(Items from a dataset)
* * * * * * * * *

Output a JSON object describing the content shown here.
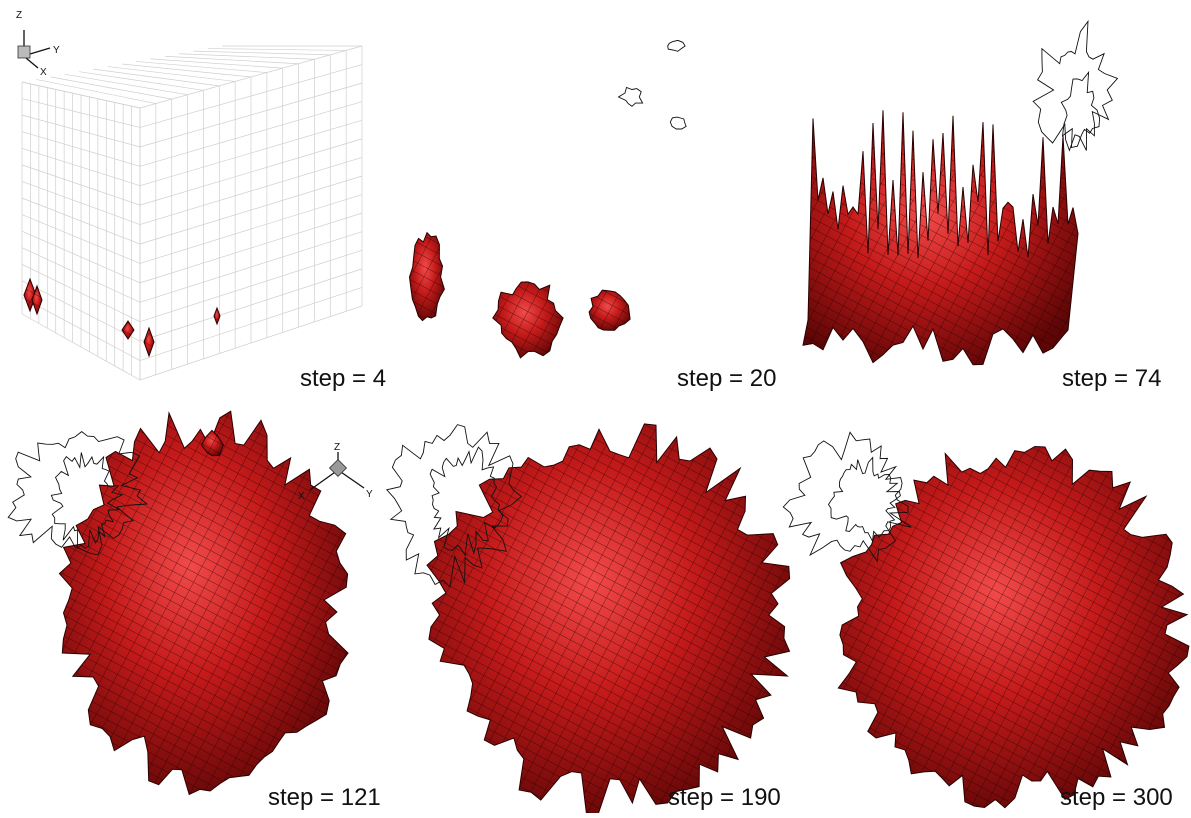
{
  "panels": [
    {
      "label": "step = 4"
    },
    {
      "label": "step = 20"
    },
    {
      "label": "step = 74"
    },
    {
      "label": "step = 121"
    },
    {
      "label": "step = 190"
    },
    {
      "label": "step = 300"
    }
  ],
  "axis_triads": [
    {
      "z": "Z",
      "y": "Y",
      "x": "X"
    },
    {
      "z": "Z",
      "y": "Y",
      "x": "X"
    }
  ]
}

* * * * * * * * *

Quote each line of the listing exactly, but leave the pictures out.

_COMPLETE OUTPUT:_
Output a JSON object describing the content shown here.
{
  "panels": [
    {
      "label": "step = 4"
    },
    {
      "label": "step = 20"
    },
    {
      "label": "step = 74"
    },
    {
      "label": "step = 121"
    },
    {
      "label": "step = 190"
    },
    {
      "label": "step = 300"
    }
  ],
  "axis_triads": [
    {
      "z": "Z",
      "y": "Y",
      "x": "X"
    },
    {
      "z": "Z",
      "y": "Y",
      "x": "X"
    }
  ]
}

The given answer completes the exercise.